In the listing that follows, count the lines holding the word "value" and report only that number.

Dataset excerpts
▼

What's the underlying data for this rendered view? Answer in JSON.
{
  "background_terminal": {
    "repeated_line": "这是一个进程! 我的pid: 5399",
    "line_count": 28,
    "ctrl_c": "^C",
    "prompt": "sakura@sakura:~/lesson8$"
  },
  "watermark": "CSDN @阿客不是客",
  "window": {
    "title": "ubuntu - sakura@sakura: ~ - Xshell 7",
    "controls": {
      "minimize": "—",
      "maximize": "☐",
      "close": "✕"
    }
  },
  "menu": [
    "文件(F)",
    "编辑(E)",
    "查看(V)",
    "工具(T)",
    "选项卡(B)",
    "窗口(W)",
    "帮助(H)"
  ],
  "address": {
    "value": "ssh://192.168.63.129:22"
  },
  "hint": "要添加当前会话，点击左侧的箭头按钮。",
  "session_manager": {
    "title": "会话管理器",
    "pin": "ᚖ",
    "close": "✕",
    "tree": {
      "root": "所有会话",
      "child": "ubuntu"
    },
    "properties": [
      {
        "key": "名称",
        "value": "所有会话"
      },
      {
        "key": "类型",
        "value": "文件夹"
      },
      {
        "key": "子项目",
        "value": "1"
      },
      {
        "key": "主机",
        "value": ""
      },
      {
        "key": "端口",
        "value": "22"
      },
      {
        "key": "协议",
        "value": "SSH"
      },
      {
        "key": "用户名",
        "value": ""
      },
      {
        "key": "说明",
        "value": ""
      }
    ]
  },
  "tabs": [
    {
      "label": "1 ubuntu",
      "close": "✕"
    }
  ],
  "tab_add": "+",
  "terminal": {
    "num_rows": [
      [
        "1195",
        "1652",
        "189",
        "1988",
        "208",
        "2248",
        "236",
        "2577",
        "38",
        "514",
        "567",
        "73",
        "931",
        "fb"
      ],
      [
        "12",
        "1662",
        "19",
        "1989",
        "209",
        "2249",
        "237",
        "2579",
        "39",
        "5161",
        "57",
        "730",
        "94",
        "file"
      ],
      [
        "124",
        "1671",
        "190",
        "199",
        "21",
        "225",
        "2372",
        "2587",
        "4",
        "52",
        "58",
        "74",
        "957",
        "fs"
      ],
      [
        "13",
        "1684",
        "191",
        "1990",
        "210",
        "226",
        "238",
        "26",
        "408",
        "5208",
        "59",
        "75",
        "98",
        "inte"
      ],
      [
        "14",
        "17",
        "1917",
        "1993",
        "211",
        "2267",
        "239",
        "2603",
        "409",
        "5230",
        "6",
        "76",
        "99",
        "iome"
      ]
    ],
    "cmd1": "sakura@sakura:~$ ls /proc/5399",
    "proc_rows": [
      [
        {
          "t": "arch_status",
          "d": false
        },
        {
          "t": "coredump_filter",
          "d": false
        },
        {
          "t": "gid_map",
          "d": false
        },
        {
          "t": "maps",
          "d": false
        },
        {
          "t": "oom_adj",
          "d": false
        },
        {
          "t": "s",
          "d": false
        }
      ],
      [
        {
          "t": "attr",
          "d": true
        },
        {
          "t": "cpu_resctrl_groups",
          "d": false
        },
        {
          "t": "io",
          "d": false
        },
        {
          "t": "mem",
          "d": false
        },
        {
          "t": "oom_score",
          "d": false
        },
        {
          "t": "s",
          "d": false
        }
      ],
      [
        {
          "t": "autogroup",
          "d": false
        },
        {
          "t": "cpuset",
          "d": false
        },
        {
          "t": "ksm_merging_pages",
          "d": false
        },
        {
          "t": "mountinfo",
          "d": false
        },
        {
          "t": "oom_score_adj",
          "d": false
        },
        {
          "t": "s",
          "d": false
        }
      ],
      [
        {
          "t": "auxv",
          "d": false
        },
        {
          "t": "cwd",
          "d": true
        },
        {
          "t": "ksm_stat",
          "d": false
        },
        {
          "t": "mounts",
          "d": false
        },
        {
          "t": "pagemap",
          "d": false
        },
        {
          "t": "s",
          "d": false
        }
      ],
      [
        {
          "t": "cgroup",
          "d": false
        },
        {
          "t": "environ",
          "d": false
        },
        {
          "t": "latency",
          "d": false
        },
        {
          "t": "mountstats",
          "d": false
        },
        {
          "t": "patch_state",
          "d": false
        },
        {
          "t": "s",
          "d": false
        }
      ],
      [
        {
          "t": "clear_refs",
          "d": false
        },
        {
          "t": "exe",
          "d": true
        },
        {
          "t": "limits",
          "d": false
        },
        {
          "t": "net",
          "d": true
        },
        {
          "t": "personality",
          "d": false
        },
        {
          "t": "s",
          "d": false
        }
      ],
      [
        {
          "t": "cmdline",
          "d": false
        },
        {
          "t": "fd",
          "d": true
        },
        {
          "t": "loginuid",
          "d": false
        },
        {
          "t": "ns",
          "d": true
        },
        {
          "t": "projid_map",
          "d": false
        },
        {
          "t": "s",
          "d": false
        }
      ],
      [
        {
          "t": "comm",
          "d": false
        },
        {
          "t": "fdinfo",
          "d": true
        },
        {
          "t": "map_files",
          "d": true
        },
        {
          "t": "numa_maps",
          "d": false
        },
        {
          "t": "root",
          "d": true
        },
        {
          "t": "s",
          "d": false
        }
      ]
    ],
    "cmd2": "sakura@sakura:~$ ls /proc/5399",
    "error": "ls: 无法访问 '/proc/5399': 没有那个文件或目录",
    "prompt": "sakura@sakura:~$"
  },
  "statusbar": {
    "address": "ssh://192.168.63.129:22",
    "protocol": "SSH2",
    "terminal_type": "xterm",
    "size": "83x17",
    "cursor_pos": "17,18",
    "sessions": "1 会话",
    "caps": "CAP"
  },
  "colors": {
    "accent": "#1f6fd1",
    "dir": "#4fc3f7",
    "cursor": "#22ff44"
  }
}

▲

CORRECT ANSWER.
9